Locate the lines of the listing below that hold "name", then copy each of them.
---------- Given records ----------
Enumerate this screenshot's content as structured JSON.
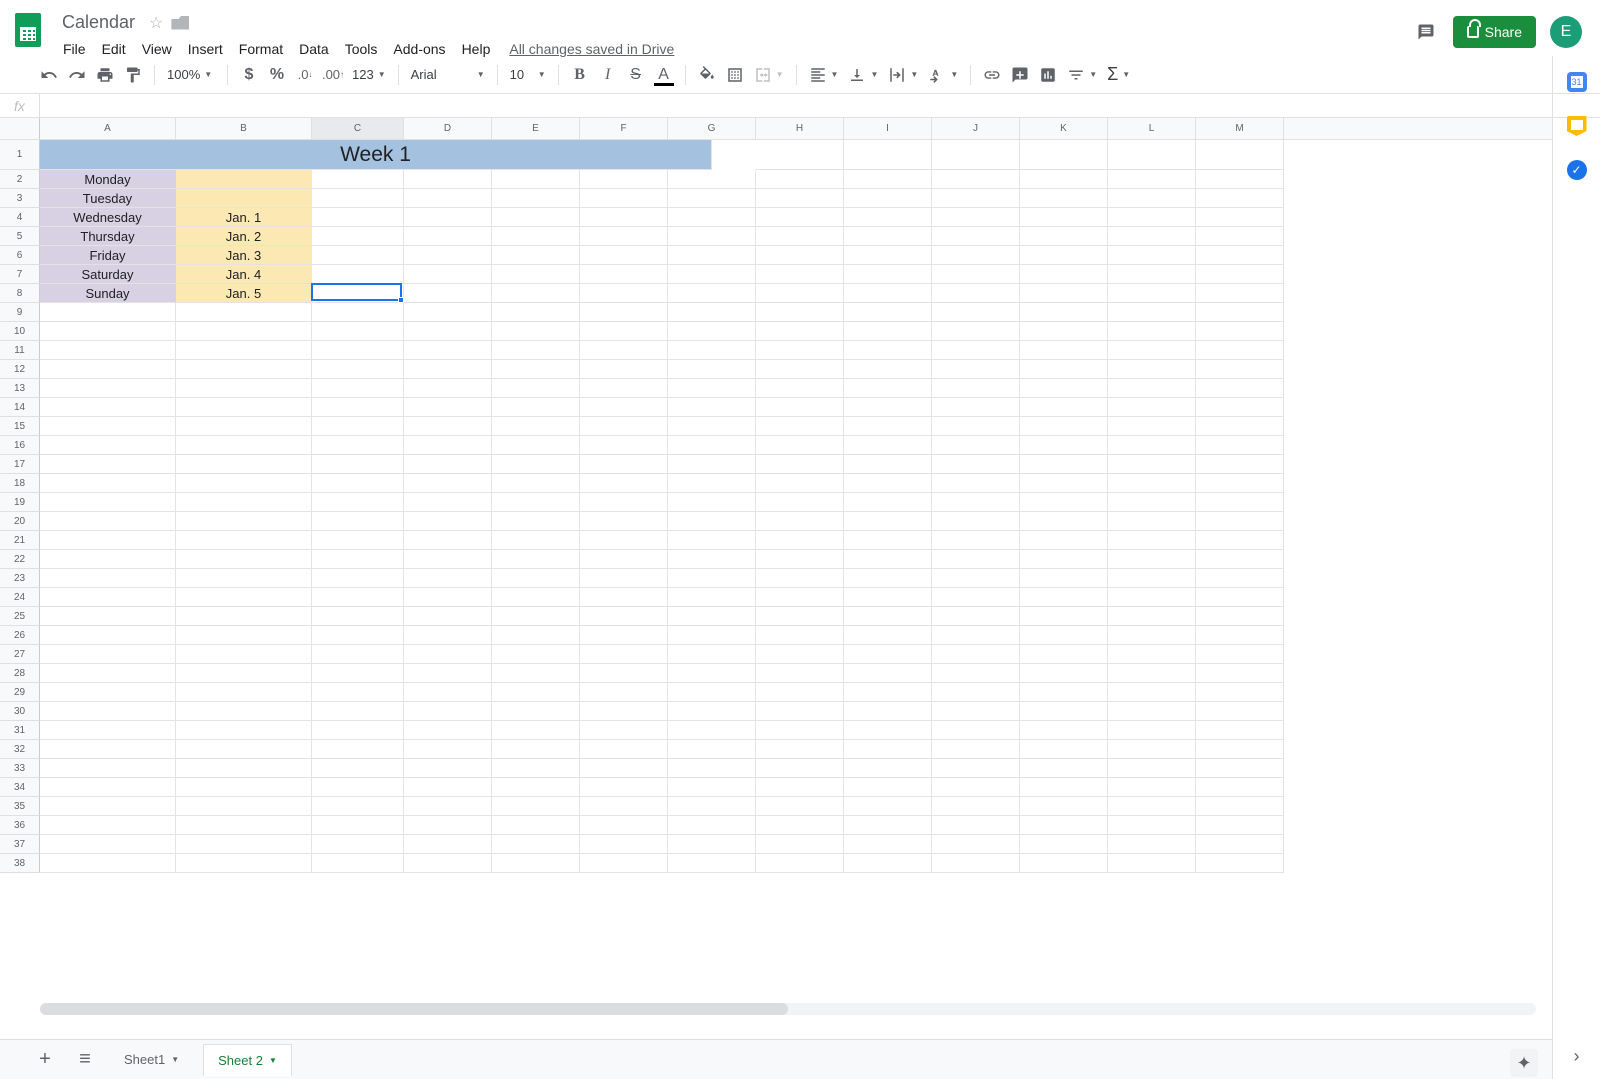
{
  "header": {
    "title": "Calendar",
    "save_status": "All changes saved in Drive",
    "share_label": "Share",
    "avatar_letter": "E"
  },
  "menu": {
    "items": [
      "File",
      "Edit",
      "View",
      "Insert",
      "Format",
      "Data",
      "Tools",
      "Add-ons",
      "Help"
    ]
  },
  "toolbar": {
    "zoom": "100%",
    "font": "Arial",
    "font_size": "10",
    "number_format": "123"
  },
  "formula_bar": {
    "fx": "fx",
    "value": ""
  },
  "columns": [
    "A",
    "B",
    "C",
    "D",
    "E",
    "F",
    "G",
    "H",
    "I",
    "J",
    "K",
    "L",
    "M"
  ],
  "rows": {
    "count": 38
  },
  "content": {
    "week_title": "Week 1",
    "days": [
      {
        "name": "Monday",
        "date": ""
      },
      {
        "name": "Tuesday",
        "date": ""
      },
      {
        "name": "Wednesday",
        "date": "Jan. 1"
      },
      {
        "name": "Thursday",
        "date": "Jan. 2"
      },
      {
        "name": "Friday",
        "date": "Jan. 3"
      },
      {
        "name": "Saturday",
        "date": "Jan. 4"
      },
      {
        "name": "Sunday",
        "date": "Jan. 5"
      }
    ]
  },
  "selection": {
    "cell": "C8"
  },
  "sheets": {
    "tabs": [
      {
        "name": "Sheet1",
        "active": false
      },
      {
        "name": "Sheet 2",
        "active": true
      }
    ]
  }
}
----------
**Finished answer:**
        "name": "Monday",
        "name": "Tuesday",
        "name": "Wednesday",
        "name": "Thursday",
        "name": "Friday",
        "name": "Saturday",
        "name": "Sunday",
        "name": "Sheet1",
        "name": "Sheet 2",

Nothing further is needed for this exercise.